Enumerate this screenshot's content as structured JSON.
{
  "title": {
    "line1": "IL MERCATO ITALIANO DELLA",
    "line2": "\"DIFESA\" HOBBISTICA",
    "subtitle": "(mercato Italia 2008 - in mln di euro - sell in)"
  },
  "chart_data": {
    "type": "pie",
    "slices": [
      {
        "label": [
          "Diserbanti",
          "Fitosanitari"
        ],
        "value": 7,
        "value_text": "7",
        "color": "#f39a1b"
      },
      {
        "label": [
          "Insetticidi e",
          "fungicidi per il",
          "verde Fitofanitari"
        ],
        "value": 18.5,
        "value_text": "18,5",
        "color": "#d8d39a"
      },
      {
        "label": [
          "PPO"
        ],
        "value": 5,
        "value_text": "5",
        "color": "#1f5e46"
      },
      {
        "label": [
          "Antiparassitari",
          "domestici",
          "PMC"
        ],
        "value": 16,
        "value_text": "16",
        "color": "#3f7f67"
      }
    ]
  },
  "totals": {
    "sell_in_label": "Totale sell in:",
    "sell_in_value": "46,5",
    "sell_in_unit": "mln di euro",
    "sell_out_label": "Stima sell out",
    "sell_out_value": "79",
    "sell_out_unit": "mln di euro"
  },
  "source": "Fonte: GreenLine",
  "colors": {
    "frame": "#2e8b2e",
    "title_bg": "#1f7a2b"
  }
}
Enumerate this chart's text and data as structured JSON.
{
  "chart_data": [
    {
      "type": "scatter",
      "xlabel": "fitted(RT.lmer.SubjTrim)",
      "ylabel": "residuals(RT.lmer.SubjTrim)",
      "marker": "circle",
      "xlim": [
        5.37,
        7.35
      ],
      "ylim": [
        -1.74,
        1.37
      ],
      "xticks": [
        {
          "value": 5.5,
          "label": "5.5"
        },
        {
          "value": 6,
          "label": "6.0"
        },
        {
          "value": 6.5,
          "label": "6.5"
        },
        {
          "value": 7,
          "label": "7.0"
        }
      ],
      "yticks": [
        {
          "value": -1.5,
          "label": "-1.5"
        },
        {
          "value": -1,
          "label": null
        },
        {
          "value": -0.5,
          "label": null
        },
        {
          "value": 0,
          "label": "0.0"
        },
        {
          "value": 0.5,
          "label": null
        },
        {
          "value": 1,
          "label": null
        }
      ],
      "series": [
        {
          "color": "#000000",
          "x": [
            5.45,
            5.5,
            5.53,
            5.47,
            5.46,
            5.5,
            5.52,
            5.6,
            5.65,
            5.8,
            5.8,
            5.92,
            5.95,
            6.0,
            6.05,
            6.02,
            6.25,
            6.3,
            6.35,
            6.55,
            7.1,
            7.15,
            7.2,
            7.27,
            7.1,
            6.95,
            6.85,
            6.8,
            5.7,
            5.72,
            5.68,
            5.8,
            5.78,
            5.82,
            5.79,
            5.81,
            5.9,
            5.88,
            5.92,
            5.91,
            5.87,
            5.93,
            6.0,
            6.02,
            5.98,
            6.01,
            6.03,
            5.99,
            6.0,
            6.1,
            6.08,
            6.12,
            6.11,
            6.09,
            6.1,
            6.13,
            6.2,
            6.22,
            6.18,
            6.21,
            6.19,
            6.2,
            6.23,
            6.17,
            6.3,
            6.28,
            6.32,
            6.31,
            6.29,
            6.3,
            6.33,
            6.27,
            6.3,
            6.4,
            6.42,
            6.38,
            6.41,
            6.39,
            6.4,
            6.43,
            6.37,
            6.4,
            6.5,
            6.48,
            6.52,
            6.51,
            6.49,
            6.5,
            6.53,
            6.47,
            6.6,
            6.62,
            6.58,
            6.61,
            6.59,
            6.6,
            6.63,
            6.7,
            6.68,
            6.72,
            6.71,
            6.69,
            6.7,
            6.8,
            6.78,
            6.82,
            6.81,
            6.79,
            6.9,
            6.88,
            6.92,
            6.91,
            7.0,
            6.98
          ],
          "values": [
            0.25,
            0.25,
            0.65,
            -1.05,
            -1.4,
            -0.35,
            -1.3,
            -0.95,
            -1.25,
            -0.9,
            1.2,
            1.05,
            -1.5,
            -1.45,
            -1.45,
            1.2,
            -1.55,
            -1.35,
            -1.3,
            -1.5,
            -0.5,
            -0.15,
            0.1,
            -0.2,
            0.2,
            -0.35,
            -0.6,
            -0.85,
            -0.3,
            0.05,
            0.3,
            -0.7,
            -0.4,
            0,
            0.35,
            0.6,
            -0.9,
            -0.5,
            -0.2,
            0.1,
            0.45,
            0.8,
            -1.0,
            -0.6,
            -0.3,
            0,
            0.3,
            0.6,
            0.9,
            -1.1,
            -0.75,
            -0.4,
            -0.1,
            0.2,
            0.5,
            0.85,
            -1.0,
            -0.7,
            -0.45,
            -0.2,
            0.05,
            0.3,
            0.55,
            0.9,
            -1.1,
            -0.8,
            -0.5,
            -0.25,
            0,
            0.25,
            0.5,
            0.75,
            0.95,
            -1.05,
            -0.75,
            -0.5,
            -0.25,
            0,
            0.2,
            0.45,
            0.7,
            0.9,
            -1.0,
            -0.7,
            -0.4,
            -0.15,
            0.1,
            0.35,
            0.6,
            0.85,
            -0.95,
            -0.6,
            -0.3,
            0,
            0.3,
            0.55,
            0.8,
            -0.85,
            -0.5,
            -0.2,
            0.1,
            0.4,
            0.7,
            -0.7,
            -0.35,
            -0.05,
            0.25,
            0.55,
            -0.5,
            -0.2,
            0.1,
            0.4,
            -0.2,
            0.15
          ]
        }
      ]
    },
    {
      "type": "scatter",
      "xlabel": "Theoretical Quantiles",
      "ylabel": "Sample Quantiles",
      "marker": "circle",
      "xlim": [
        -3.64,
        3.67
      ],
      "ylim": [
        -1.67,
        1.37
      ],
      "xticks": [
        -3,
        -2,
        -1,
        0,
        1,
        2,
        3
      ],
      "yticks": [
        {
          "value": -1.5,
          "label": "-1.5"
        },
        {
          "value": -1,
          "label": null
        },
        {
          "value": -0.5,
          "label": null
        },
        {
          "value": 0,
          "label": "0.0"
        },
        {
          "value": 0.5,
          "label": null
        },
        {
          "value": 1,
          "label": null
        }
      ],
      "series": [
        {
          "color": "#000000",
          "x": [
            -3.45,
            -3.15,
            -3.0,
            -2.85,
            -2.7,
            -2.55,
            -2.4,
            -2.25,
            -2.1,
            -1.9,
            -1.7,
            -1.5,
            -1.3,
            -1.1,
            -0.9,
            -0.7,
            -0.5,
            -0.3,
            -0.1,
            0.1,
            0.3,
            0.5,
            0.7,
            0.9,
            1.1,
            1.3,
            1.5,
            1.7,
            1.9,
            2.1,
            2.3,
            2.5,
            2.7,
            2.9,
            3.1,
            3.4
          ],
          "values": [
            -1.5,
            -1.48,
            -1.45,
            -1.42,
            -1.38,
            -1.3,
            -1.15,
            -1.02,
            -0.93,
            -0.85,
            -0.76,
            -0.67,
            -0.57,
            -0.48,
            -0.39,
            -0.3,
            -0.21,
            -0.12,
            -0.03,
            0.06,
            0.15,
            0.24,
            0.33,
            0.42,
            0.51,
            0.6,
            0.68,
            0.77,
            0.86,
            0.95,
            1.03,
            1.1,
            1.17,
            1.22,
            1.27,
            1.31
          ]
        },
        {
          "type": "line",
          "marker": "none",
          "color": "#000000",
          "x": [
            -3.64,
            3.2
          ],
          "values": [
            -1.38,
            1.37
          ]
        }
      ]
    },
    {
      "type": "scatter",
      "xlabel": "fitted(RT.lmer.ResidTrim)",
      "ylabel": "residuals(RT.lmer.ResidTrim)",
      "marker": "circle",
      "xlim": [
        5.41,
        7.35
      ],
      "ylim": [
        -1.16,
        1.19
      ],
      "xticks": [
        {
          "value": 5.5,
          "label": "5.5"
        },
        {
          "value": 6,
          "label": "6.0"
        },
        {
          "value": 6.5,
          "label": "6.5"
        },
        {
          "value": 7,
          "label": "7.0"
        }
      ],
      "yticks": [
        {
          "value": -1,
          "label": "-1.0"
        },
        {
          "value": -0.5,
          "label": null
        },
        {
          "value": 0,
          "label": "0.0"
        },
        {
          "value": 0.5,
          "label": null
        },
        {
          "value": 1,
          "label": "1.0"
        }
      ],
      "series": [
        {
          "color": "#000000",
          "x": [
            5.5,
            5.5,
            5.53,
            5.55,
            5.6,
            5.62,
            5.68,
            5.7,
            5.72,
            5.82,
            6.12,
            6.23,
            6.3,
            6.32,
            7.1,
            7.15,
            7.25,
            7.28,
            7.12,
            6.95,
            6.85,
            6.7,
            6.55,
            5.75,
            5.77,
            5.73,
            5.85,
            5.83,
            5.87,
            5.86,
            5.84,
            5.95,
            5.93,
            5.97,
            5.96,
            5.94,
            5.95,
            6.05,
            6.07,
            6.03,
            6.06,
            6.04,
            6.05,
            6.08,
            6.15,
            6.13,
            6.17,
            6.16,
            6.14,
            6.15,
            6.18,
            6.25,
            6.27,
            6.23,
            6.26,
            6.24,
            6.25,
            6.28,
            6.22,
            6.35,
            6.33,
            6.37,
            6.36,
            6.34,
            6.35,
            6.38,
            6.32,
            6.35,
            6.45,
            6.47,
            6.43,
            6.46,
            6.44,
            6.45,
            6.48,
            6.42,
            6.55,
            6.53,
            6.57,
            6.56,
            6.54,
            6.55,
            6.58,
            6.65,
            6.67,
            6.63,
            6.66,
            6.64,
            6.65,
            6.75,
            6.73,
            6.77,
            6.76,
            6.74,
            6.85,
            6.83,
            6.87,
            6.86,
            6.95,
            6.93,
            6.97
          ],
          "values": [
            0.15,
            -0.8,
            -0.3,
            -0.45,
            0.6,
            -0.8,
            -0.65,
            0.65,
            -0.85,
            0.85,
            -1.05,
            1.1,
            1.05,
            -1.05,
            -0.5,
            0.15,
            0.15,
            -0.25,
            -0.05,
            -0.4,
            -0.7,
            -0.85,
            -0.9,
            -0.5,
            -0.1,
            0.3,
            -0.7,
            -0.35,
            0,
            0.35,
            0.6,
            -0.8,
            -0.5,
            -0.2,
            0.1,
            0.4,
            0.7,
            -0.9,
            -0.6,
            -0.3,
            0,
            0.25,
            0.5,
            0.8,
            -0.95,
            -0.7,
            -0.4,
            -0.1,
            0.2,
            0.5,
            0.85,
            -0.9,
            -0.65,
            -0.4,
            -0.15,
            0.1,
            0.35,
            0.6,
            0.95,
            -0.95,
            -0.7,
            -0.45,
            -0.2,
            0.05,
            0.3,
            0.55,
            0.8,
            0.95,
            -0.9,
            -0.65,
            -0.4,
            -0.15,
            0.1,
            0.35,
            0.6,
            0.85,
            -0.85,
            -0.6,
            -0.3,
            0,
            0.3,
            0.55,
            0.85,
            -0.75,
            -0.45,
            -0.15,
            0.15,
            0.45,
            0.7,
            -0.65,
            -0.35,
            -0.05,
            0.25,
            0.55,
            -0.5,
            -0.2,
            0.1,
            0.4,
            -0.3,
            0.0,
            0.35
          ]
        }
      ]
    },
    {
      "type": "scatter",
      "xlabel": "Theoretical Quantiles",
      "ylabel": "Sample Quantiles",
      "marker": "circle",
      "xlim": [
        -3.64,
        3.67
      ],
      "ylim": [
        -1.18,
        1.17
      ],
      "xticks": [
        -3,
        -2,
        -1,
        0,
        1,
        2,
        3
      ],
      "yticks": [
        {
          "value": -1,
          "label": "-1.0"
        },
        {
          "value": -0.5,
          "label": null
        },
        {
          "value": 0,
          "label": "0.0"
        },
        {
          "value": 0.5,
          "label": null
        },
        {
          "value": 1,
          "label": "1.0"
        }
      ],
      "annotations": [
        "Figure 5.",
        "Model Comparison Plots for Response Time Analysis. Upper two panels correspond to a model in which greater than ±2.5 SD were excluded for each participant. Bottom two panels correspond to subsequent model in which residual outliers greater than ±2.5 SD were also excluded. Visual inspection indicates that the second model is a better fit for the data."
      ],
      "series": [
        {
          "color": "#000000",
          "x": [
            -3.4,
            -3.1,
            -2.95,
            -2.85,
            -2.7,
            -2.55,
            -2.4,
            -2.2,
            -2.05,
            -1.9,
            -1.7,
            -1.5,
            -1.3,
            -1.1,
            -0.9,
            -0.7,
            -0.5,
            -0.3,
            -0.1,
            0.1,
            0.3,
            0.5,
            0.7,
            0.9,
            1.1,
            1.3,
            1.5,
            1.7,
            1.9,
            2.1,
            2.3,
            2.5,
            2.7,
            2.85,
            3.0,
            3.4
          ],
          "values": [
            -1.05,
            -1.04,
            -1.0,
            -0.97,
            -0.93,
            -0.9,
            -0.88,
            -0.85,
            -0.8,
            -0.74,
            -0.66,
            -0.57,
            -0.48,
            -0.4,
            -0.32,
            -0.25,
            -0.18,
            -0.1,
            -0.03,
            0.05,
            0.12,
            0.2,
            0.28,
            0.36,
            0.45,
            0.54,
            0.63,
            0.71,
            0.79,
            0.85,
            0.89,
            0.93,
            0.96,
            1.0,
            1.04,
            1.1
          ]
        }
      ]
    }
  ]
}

===

Search the records above for the string "fitted". Copy every line that contains it.

**Response to this task**
      "xlabel": "fitted(RT.lmer.SubjTrim)",
      "xlabel": "fitted(RT.lmer.ResidTrim)",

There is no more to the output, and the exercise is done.